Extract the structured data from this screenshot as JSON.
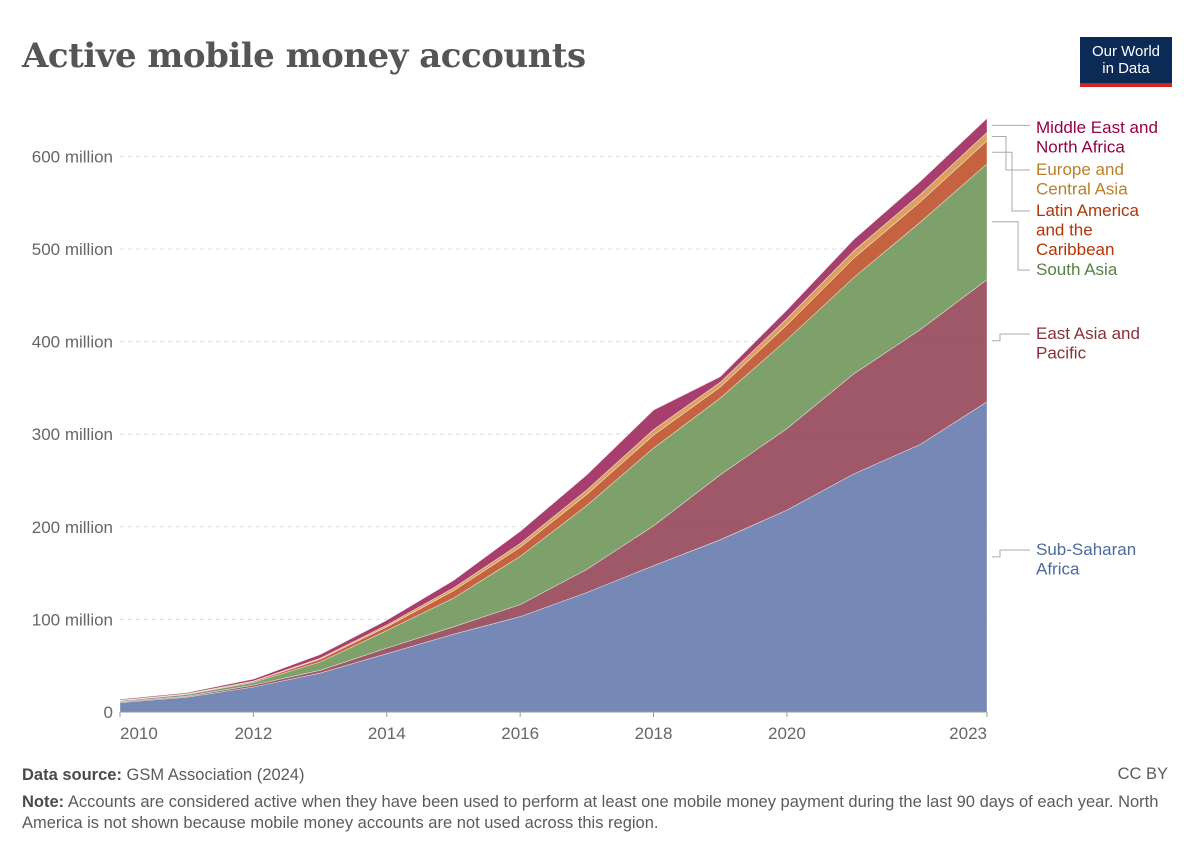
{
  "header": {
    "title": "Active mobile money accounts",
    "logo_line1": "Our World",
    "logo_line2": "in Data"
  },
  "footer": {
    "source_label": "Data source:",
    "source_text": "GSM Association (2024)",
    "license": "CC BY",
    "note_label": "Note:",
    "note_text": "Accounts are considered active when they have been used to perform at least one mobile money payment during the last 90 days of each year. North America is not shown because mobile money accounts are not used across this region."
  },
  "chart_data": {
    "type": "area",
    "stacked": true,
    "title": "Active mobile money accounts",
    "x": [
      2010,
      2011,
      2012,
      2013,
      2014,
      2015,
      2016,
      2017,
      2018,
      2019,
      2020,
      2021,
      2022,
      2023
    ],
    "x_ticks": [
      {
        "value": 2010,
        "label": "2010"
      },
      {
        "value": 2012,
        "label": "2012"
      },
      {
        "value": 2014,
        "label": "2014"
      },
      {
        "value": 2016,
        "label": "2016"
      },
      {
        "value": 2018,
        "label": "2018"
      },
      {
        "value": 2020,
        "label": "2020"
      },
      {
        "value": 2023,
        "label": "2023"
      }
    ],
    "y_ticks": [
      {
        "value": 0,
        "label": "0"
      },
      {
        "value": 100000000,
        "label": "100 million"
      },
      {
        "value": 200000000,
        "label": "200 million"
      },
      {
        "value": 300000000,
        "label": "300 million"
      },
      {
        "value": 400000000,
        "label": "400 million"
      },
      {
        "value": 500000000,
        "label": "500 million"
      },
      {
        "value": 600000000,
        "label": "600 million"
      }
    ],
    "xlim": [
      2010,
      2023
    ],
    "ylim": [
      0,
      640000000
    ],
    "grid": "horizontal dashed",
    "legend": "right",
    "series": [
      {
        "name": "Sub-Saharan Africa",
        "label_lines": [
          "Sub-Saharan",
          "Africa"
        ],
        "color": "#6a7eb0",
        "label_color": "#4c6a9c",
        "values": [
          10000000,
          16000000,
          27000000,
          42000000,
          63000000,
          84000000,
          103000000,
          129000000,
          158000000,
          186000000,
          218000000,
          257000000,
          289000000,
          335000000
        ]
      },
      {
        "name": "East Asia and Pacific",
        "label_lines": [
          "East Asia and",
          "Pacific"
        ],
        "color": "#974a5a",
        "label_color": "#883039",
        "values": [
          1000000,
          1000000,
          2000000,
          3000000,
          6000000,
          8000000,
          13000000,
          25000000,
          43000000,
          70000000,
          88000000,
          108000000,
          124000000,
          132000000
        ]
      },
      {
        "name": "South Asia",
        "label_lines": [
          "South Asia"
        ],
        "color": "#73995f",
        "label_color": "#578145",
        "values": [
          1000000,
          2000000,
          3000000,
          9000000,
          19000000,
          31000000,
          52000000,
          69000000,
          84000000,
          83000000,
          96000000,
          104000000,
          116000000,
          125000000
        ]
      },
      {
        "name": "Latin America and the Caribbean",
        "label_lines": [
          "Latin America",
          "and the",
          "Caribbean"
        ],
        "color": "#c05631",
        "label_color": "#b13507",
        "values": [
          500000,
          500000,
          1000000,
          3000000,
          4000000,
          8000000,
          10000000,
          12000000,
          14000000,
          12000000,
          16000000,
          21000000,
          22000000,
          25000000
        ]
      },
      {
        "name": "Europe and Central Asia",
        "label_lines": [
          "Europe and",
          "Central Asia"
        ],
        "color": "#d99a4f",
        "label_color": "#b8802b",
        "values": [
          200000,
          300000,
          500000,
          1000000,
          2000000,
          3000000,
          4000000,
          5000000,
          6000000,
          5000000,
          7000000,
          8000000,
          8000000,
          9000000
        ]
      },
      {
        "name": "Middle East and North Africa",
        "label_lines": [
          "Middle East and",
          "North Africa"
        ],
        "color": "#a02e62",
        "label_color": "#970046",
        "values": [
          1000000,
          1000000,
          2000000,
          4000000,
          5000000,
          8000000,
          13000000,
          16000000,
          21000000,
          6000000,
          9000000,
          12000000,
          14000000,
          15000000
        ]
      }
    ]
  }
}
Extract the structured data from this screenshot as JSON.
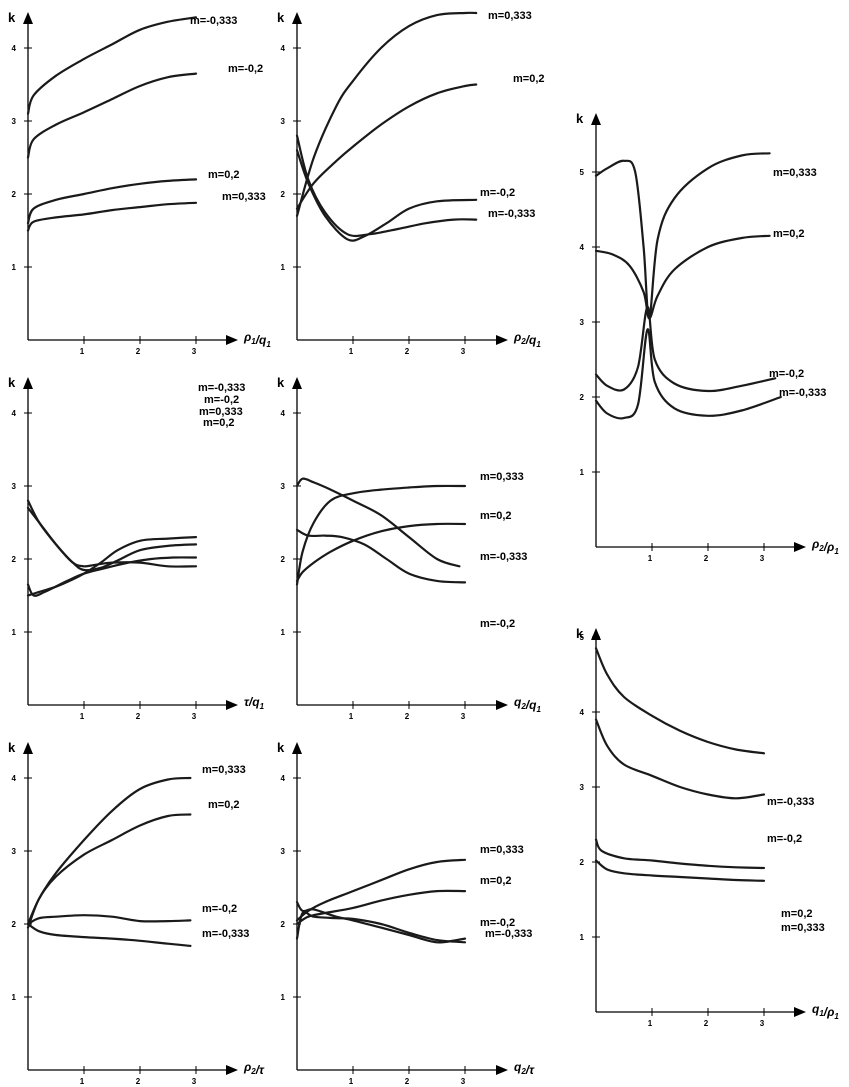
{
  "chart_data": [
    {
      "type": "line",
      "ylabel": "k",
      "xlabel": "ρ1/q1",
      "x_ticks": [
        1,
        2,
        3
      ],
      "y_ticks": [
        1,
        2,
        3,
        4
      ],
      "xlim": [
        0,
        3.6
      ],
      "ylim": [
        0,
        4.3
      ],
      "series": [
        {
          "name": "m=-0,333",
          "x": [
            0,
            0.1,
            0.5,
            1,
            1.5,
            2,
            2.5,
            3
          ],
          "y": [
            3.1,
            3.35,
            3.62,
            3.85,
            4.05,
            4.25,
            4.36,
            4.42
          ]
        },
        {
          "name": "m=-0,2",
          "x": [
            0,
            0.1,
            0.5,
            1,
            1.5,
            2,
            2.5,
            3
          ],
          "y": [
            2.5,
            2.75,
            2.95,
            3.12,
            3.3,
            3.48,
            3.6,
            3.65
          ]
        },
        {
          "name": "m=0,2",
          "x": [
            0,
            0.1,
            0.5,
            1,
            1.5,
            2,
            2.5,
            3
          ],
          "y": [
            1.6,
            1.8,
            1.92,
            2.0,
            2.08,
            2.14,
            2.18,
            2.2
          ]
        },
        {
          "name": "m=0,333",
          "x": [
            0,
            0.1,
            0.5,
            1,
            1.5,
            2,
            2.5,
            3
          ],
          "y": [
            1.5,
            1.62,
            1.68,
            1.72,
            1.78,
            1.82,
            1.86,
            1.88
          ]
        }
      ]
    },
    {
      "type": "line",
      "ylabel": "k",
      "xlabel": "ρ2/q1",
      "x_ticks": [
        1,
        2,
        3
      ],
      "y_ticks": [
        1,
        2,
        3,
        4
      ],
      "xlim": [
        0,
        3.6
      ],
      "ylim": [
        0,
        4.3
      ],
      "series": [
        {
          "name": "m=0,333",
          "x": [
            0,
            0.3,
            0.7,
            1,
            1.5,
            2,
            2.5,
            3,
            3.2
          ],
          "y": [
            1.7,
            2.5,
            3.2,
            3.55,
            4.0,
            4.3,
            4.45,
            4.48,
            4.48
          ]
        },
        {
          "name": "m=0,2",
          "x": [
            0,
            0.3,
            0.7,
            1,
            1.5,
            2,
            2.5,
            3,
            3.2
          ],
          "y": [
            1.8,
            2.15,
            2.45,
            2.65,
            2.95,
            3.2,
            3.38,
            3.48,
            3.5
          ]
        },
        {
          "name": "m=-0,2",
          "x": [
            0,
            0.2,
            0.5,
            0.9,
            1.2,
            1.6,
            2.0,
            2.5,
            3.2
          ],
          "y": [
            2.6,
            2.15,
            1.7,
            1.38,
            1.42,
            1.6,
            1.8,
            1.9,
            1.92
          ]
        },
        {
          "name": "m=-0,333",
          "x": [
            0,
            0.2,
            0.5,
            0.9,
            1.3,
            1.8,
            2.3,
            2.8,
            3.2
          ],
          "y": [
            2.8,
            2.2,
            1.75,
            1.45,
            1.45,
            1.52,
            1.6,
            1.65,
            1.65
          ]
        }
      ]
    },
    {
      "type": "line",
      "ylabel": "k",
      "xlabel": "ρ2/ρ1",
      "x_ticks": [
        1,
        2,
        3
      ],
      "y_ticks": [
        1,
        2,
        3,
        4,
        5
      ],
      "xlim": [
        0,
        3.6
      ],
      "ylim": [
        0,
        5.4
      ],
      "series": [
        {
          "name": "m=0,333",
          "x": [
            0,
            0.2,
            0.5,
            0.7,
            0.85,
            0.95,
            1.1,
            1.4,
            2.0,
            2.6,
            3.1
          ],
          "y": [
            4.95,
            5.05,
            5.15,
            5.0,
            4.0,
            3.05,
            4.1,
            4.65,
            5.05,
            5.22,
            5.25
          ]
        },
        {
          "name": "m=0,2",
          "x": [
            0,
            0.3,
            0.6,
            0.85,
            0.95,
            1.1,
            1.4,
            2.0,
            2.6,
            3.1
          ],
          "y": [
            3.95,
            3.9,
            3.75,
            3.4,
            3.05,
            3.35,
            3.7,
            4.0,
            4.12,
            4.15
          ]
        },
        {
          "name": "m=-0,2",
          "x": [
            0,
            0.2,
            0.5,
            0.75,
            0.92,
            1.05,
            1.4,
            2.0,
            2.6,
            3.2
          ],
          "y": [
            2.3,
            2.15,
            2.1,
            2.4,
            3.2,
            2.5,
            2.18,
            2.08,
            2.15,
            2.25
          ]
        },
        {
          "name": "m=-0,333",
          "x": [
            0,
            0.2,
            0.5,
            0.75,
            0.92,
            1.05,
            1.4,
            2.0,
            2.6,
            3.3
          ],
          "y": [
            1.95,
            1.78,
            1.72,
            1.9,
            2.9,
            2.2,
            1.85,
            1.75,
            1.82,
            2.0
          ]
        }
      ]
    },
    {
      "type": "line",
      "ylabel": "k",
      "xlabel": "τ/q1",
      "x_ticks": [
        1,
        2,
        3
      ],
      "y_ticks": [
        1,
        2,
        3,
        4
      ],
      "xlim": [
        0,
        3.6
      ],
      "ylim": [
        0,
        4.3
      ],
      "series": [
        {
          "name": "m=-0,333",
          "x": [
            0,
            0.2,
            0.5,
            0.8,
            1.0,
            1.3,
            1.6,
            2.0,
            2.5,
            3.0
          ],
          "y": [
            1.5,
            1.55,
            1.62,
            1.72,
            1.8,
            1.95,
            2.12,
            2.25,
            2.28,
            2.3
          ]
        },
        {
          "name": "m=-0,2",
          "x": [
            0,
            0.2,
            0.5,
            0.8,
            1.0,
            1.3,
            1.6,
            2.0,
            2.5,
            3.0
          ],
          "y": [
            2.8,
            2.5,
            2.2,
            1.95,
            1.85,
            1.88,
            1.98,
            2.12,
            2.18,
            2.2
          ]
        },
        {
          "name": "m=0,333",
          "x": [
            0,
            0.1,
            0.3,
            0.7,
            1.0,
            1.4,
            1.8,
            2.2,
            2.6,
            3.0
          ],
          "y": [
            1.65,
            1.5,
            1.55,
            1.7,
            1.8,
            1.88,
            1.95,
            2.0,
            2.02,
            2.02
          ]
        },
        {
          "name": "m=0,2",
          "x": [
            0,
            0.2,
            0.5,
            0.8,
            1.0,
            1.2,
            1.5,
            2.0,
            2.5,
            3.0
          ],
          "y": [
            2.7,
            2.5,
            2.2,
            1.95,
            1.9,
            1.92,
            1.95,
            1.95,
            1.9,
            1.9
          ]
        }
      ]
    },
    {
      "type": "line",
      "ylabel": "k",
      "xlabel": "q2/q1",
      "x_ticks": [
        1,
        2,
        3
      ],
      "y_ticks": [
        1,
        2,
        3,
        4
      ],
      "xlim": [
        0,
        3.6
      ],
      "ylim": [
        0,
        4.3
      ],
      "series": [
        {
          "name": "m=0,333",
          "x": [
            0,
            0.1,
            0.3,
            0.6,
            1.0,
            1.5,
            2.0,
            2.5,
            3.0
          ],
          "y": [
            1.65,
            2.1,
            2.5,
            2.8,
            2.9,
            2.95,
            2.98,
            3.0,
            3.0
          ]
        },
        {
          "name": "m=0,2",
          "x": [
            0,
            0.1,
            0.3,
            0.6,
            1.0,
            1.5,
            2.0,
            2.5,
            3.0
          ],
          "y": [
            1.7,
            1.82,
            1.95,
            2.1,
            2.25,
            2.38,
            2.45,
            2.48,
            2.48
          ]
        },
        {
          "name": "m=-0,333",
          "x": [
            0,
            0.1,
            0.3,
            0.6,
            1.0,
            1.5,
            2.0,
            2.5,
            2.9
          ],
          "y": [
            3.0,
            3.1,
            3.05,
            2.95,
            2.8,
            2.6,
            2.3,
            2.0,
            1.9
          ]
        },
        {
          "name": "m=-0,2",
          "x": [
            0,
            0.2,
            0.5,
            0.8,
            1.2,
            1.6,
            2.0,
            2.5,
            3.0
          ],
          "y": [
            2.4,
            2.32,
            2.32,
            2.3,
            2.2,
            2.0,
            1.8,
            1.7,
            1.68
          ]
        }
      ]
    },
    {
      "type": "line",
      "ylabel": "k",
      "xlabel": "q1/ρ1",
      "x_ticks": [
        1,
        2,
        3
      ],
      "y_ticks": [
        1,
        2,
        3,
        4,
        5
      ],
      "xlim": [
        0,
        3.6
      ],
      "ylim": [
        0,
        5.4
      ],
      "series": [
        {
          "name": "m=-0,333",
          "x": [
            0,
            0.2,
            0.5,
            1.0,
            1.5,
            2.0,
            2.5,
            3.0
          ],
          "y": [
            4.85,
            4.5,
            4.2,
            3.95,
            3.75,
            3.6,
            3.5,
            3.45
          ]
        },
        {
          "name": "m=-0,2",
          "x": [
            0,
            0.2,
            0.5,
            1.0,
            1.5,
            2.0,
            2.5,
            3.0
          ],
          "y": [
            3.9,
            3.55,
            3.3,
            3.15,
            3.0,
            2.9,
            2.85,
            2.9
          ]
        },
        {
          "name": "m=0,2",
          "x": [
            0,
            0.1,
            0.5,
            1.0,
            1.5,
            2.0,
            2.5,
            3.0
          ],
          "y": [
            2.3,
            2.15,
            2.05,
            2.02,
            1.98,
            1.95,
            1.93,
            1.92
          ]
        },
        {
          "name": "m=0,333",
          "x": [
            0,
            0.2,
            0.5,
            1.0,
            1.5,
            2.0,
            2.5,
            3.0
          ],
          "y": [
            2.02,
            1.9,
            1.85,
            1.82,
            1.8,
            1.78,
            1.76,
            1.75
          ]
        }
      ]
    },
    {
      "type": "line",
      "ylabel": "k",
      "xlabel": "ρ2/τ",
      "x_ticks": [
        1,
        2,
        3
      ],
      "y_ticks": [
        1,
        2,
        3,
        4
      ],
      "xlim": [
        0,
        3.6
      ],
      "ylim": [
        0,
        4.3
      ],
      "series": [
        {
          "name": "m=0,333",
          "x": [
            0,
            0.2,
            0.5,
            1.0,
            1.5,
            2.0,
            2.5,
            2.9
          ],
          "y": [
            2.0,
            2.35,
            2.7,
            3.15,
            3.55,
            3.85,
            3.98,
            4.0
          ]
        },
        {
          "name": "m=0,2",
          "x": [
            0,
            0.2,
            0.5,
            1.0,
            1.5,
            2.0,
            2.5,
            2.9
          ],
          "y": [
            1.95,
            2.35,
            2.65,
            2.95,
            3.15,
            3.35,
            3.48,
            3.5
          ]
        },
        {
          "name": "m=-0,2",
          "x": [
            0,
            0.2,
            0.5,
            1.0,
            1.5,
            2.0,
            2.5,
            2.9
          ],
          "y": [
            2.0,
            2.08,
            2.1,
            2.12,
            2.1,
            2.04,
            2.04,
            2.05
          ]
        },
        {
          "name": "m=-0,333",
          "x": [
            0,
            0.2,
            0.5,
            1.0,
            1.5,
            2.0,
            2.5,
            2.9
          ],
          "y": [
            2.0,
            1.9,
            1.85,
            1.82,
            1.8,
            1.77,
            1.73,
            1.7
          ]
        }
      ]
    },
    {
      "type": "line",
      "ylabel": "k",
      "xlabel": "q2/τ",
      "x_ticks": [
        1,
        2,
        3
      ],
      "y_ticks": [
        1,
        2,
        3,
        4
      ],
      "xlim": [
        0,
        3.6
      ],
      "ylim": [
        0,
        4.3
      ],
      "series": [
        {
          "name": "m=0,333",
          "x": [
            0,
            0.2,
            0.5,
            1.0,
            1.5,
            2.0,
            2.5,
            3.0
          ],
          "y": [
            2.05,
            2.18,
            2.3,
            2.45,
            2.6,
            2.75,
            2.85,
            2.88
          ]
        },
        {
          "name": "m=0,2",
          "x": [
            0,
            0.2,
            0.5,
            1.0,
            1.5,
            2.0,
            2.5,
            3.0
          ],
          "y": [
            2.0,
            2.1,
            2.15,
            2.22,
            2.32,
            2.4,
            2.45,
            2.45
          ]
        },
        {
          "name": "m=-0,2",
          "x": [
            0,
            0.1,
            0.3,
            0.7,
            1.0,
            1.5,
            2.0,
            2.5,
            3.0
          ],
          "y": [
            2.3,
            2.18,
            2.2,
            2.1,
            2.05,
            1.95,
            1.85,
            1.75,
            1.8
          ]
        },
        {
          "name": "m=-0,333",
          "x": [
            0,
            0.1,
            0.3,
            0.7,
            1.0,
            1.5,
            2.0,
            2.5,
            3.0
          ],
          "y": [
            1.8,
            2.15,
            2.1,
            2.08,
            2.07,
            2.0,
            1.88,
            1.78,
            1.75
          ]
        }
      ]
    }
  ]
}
-- -- --
• INSTRUCTIONS FOR THE TASK
In the records above, how many lines contain the string "million"? State that number only.

• EXERCISE SOLUTION
6